Task description:
Take the listing and print it in full, exactly as given.

[Start of Data records]

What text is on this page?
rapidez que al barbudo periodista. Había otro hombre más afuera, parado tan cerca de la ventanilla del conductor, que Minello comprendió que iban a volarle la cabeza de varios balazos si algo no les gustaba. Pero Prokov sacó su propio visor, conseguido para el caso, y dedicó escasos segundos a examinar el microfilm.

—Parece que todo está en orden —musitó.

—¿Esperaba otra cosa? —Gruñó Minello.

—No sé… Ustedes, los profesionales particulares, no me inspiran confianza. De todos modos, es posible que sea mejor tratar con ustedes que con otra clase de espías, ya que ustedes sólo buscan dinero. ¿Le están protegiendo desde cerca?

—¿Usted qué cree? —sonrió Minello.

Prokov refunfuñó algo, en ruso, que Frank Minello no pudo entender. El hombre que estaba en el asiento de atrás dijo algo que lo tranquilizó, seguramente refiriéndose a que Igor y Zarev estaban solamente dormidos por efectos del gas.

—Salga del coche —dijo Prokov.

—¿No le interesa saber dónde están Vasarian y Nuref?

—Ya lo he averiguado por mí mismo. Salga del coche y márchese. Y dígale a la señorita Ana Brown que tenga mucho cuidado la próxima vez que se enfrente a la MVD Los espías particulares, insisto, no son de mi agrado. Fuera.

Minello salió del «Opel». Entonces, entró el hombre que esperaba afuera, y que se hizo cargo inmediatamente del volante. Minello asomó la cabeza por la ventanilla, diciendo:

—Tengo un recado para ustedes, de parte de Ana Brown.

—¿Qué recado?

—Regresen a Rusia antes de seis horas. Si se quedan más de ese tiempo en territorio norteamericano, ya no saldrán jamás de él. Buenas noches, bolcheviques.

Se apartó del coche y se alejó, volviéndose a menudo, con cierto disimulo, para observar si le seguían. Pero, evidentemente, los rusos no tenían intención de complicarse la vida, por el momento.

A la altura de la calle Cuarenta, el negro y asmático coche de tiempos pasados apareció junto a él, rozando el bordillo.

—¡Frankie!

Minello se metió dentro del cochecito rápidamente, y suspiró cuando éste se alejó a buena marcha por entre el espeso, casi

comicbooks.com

[End of Data records]

Result of the task:
What text is on this page?
rapidez que al barbudo periodista. Había otro hombre más afuera, parado tan cerca de la ventanilla del conductor, que Minello comprendió que iban a volarle la cabeza de varios balazos si algo no les gustaba. Pero Prokov sacó su propio visor, conseguido para el caso, y dedicó escasos segundos a examinar el microfilm.

—Parece que todo está en orden —musitó.

—¿Esperaba otra cosa? —Gruñó Minello.

—No sé… Ustedes, los profesionales particulares, no me inspiran confianza. De todos modos, es posible que sea mejor tratar con ustedes que con otra clase de espías, ya que ustedes sólo buscan dinero. ¿Le están protegiendo desde cerca?

—¿Usted qué cree? —sonrió Minello.

Prokov refunfuñó algo, en ruso, que Frank Minello no pudo entender. El hombre que estaba en el asiento de atrás dijo algo que lo tranquilizó, seguramente refiriéndose a que Igor y Zarev estaban solamente dormidos por efectos del gas.

—Salga del coche —dijo Prokov.

—¿No le interesa saber dónde están Vasarian y Nuref?

—Ya lo he averiguado por mí mismo. Salga del coche y márchese. Y dígale a la señorita Ana Brown que tenga mucho cuidado la próxima vez que se enfrente a la MVD Los espías particulares, insisto, no son de mi agrado. Fuera.

Minello salió del «Opel». Entonces, entró el hombre que esperaba afuera, y que se hizo cargo inmediatamente del volante. Minello asomó la cabeza por la ventanilla, diciendo:

—Tengo un recado para ustedes, de parte de Ana Brown.

—¿Qué recado?

—Regresen a Rusia antes de seis horas. Si se quedan más de ese tiempo en territorio norteamericano, ya no saldrán jamás de él. Buenas noches, bolcheviques.

Se apartó del coche y se alejó, volviéndose a menudo, con cierto disimulo, para observar si le seguían. Pero, evidentemente, los rusos no tenían intención de complicarse la vida, por el momento.

A la altura de la calle Cuarenta, el negro y asmático coche de tiempos pasados apareció junto a él, rozando el bordillo.

—¡Frankie!

Minello se metió dentro del cochecito rápidamente, y suspiró cuando éste se alejó a buena marcha por entre el espeso, casi

comicbooks.com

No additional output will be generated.